Pull out every line of the material below that contains the string "with", and list those lines in their original order.

* * *

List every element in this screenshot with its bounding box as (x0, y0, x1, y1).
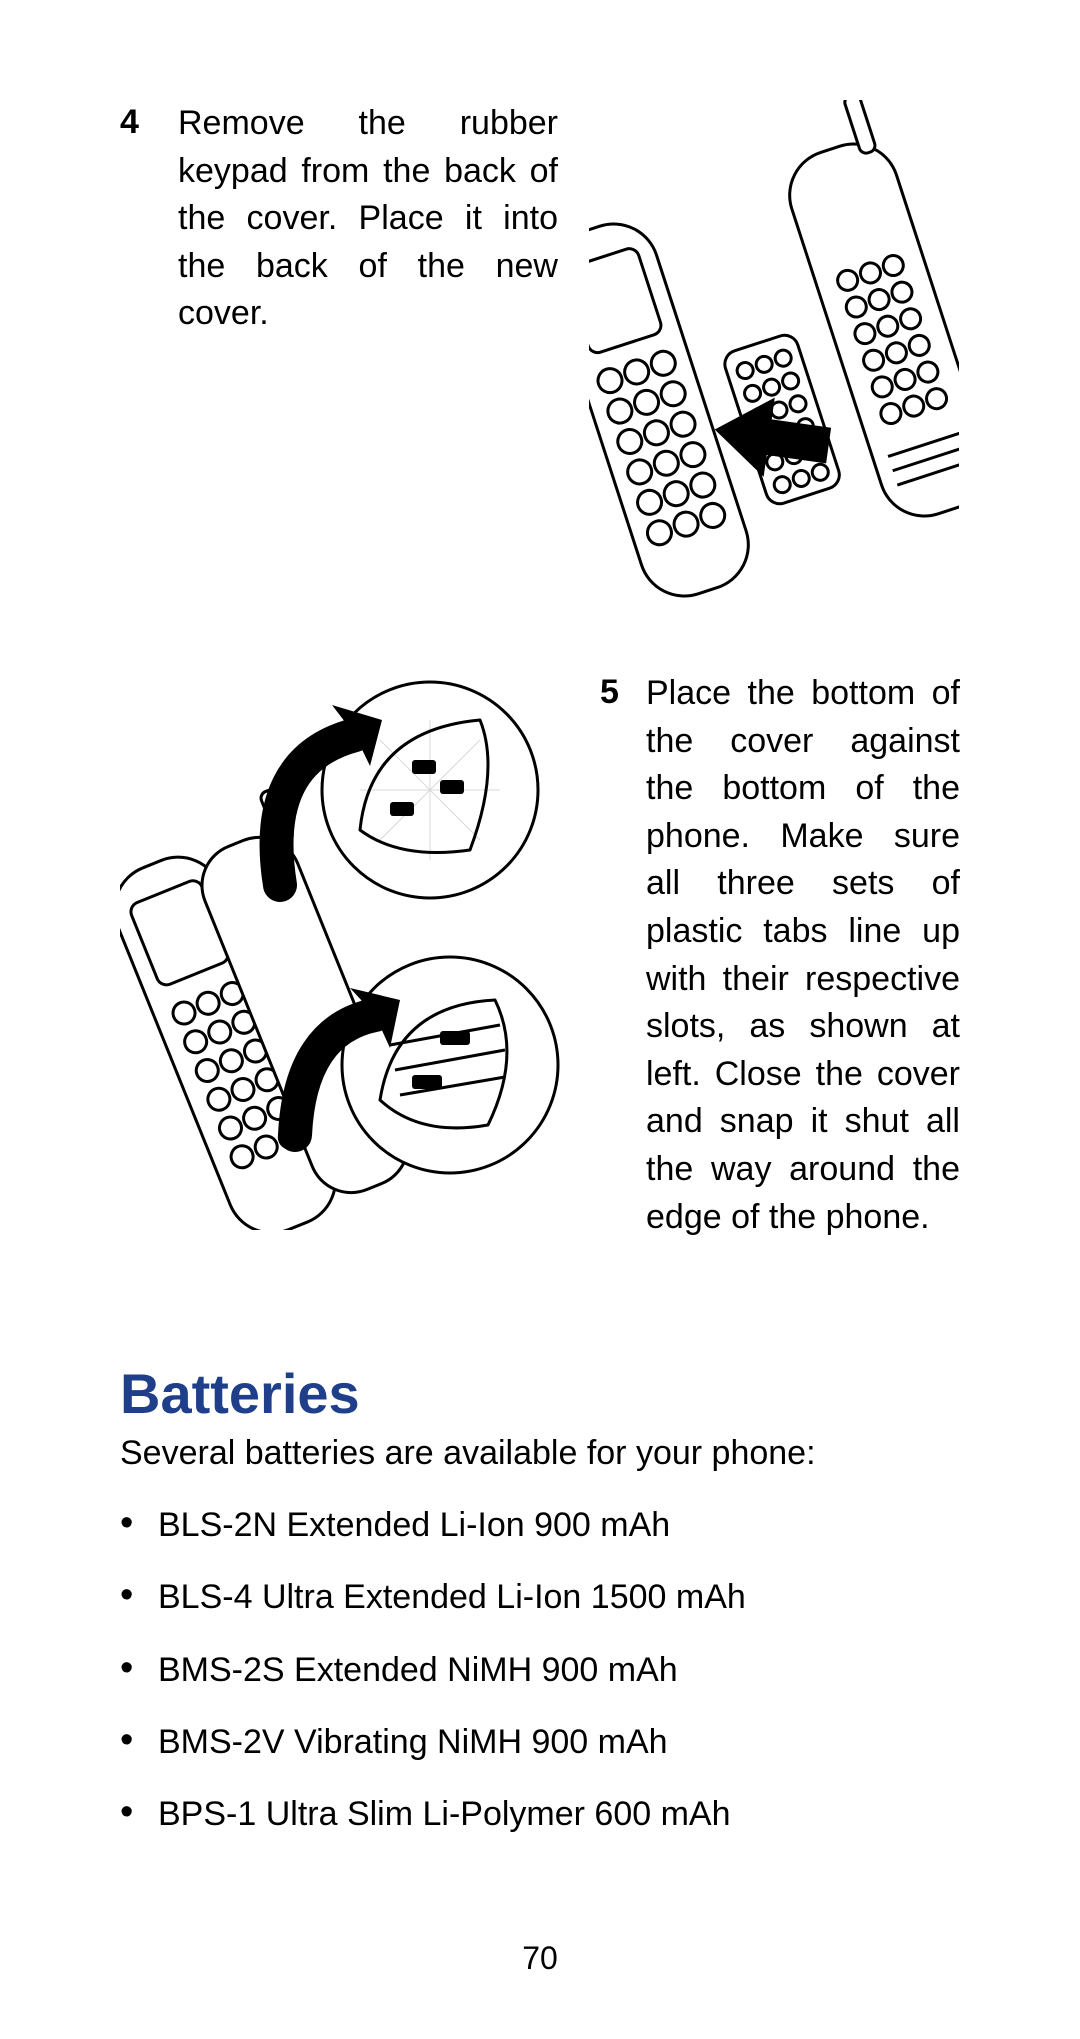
step-5: 5 Place the bottom of the cover against … (120, 670, 960, 1241)
step-4-figure (588, 100, 960, 660)
keypad-transfer-illustration (589, 100, 959, 660)
cover-snap-illustration (120, 670, 580, 1230)
manual-page: 4 Remove the rubber keypad from the back… (0, 0, 1080, 2039)
step-4-text: Remove the rubber keypad from the back o… (178, 100, 558, 338)
list-item: BMS-2S Extended NiMH 900 mAh (158, 1648, 960, 1692)
batteries-heading: Batteries (120, 1361, 960, 1426)
step-4: 4 Remove the rubber keypad from the back… (120, 100, 960, 660)
step-number: 5 (600, 670, 628, 1241)
list-item: BMS-2V Vibrating NiMH 900 mAh (158, 1720, 960, 1764)
batteries-section: Batteries Several batteries are availabl… (120, 1361, 960, 1836)
list-item: BLS-2N Extended Li-Ion 900 mAh (158, 1503, 960, 1547)
batteries-intro: Several batteries are available for your… (120, 1434, 960, 1473)
list-item: BPS-1 Ultra Slim Li-Polymer 600 mAh (158, 1792, 960, 1836)
page-number: 70 (0, 1940, 1080, 1977)
step-5-figure (120, 670, 580, 1235)
step-5-text: Place the bottom of the cover against th… (646, 670, 960, 1241)
list-item: BLS-4 Ultra Extended Li-Ion 1500 mAh (158, 1575, 960, 1619)
step-number: 4 (120, 100, 148, 146)
batteries-list: BLS-2N Extended Li-Ion 900 mAh BLS-4 Ult… (120, 1503, 960, 1836)
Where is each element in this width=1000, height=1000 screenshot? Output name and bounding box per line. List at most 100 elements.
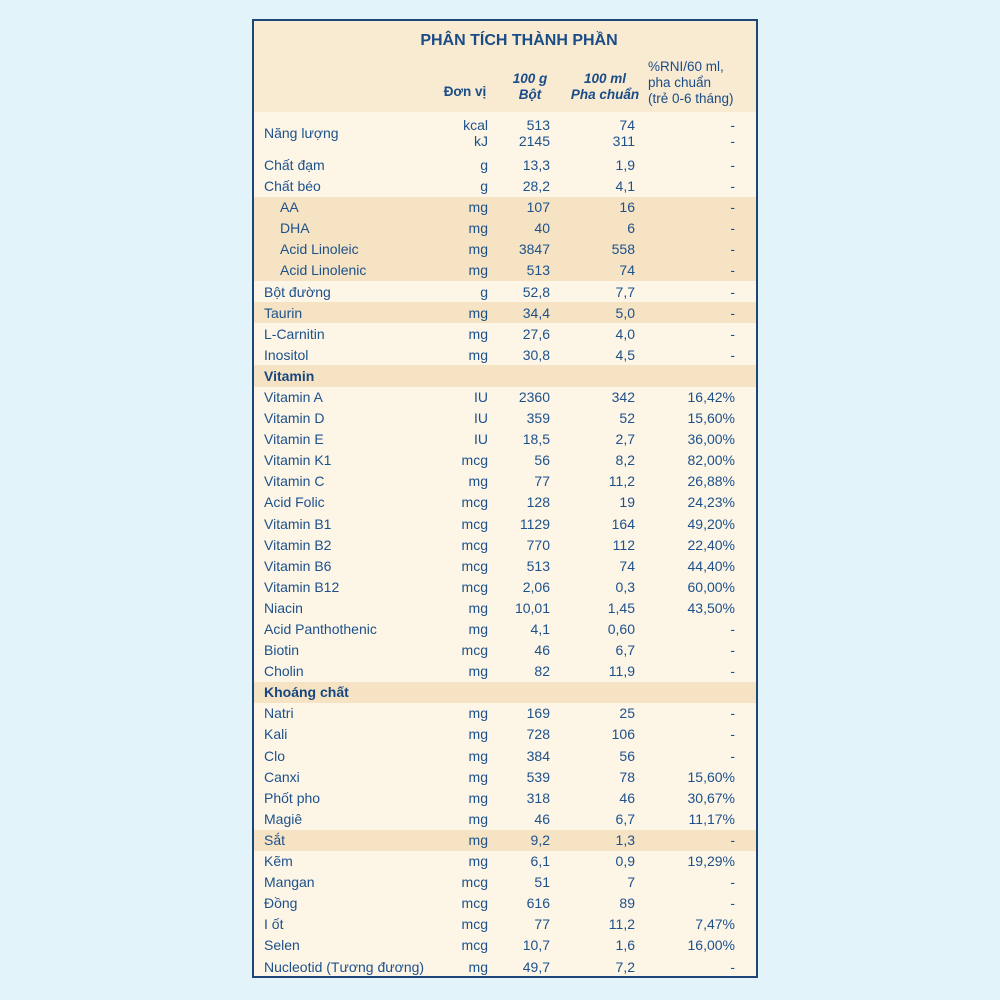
row-value-100ml: 0,9 bbox=[615, 853, 635, 870]
row-value-100ml: 74 bbox=[619, 557, 635, 574]
row-unit: mcg bbox=[461, 515, 488, 532]
row-value-100g: 9,2 bbox=[530, 831, 550, 848]
row-unit: mg bbox=[468, 199, 488, 216]
row-unit: mcg bbox=[461, 874, 488, 891]
row-value-rni: - bbox=[730, 220, 735, 237]
table-row: Inositol mg 30,8 4,5 - bbox=[254, 344, 756, 365]
row-unit: mcg bbox=[461, 895, 488, 912]
row-value-100g: 4,1 bbox=[530, 621, 550, 637]
row-unit: mcg bbox=[461, 578, 488, 595]
row-value-100g: 82 bbox=[534, 663, 550, 680]
row-unit: mg bbox=[468, 621, 488, 637]
row-value-100g: 6,1 bbox=[530, 853, 550, 870]
row-value-100ml: 46 bbox=[619, 789, 635, 806]
row-label: Khoáng chất bbox=[264, 684, 349, 701]
table-row: Phốt pho mg 318 46 30,67% bbox=[254, 787, 756, 808]
row-unit: mg bbox=[468, 241, 488, 258]
row-label: Vitamin B1 bbox=[264, 515, 332, 532]
row-value-rni: - bbox=[730, 283, 735, 300]
row-value-100ml: 2,7 bbox=[615, 431, 635, 448]
row-value-rni: 26,88% bbox=[687, 473, 735, 490]
table-row: Taurin mg 34,4 5,0 - bbox=[254, 302, 756, 324]
row-value-100ml: 8,2 bbox=[615, 452, 635, 469]
table-row: Acid Linoleic mg 3847 558 - bbox=[254, 238, 756, 260]
row-unit: kcal kJ bbox=[463, 117, 488, 150]
row-value-rni: - bbox=[730, 199, 735, 216]
row-value-100ml: 11,2 bbox=[608, 916, 635, 933]
row-value-rni: - bbox=[730, 621, 735, 637]
row-value-100ml: 7,7 bbox=[615, 283, 635, 300]
row-value-100g: 56 bbox=[534, 452, 550, 469]
row-label: AA bbox=[280, 199, 299, 216]
row-value-100ml: 6,7 bbox=[615, 810, 635, 827]
row-value-rni: - bbox=[730, 304, 735, 321]
row-value-rni: 44,40% bbox=[687, 557, 735, 574]
row-value-100ml: 11,9 bbox=[608, 663, 635, 680]
row-value-rni: 15,60% bbox=[687, 410, 735, 427]
row-unit: mg bbox=[468, 599, 488, 616]
table-row: Acid Folic mcg 128 19 24,23% bbox=[254, 492, 756, 513]
row-value-100ml: 164 bbox=[611, 515, 635, 532]
row-label: Acid Linoleic bbox=[280, 241, 359, 258]
table-title: PHÂN TÍCH THÀNH PHẦN bbox=[420, 32, 618, 49]
row-label: Bột đường bbox=[264, 283, 331, 300]
row-value-rni: - bbox=[730, 747, 735, 764]
table-row: Vitamin C mg 77 11,2 26,88% bbox=[254, 471, 756, 492]
row-value-100ml: 52 bbox=[619, 410, 635, 427]
table-row: Vitamin E IU 18,5 2,7 36,00% bbox=[254, 429, 756, 450]
row-value-100ml: 112 bbox=[612, 536, 635, 553]
table-row: Đồng mcg 616 89 - bbox=[254, 893, 756, 914]
row-label: Mangan bbox=[264, 874, 315, 891]
row-value-rni: - bbox=[730, 178, 735, 195]
row-value-100ml: 19 bbox=[619, 494, 635, 511]
row-value-100ml: 74 311 bbox=[612, 117, 635, 150]
table-row: Acid Panthothenic mg 4,1 0,60 - bbox=[254, 619, 756, 640]
row-unit: mg bbox=[468, 747, 488, 764]
row-value-100g: 13,3 bbox=[522, 156, 550, 173]
row-label: Vitamin D bbox=[264, 410, 325, 427]
row-value-100ml: 4,0 bbox=[615, 325, 635, 342]
row-value-rni: 15,60% bbox=[687, 768, 735, 785]
table-row: Kẽm mg 6,1 0,9 19,29% bbox=[254, 851, 756, 872]
row-value-rni: 7,47% bbox=[695, 916, 735, 933]
row-unit: mcg bbox=[461, 642, 488, 659]
row-unit: mg bbox=[468, 663, 488, 680]
row-value-100g: 18,5 bbox=[522, 431, 550, 448]
row-unit: mcg bbox=[461, 536, 488, 553]
section-header-row: Vitamin bbox=[254, 365, 756, 387]
row-unit: mcg bbox=[461, 452, 488, 469]
table-row: I ốt mcg 77 11,2 7,47% bbox=[254, 914, 756, 935]
row-value-100ml: 4,5 bbox=[615, 346, 635, 363]
column-header-100ml: 100 ml Pha chuẩn bbox=[570, 71, 640, 102]
table-row: Biotin mcg 46 6,7 - bbox=[254, 640, 756, 661]
row-label: Vitamin B2 bbox=[264, 536, 332, 553]
table-row: DHA mg 40 6 - bbox=[254, 217, 756, 239]
row-value-100ml: 78 bbox=[619, 768, 635, 785]
row-label: Đồng bbox=[264, 895, 298, 912]
row-value-100g: 384 bbox=[526, 747, 550, 764]
row-label: Magiê bbox=[264, 810, 303, 827]
row-unit: IU bbox=[474, 431, 488, 448]
table-row: Niacin mg 10,01 1,45 43,50% bbox=[254, 597, 756, 618]
row-label: I ốt bbox=[264, 916, 284, 933]
row-label: Niacin bbox=[264, 599, 303, 616]
row-unit: mg bbox=[468, 220, 488, 237]
table-row: Vitamin B1 mcg 1129 164 49,20% bbox=[254, 513, 756, 534]
column-header-unit: Đơn vị bbox=[443, 84, 487, 99]
row-unit: g bbox=[480, 156, 488, 173]
row-value-100ml: 16 bbox=[619, 199, 635, 216]
table-row: Bột đường g 52,8 7,7 - bbox=[254, 281, 756, 302]
row-value-100g: 169 bbox=[526, 705, 550, 722]
row-value-rni: - bbox=[730, 874, 735, 891]
row-value-100ml: 106 bbox=[611, 726, 635, 743]
row-label: Kali bbox=[264, 726, 288, 743]
row-value-100ml: 1,3 bbox=[615, 831, 635, 848]
row-label: Vitamin A bbox=[264, 388, 323, 405]
row-value-rni: -- bbox=[730, 117, 735, 150]
row-label: Vitamin B6 bbox=[264, 557, 332, 574]
row-value-100ml: 5,0 bbox=[615, 304, 635, 321]
row-value-rni: 30,67% bbox=[687, 789, 735, 806]
row-label: Kẽm bbox=[264, 853, 293, 870]
row-value-100ml: 25 bbox=[619, 705, 635, 722]
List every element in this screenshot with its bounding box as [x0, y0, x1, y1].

* * *

# Task response:
List every element in this screenshot with its bounding box as (x0, y0, x1, y1).
List every element in this screenshot with its bounding box as [x0, y0, x1, y1].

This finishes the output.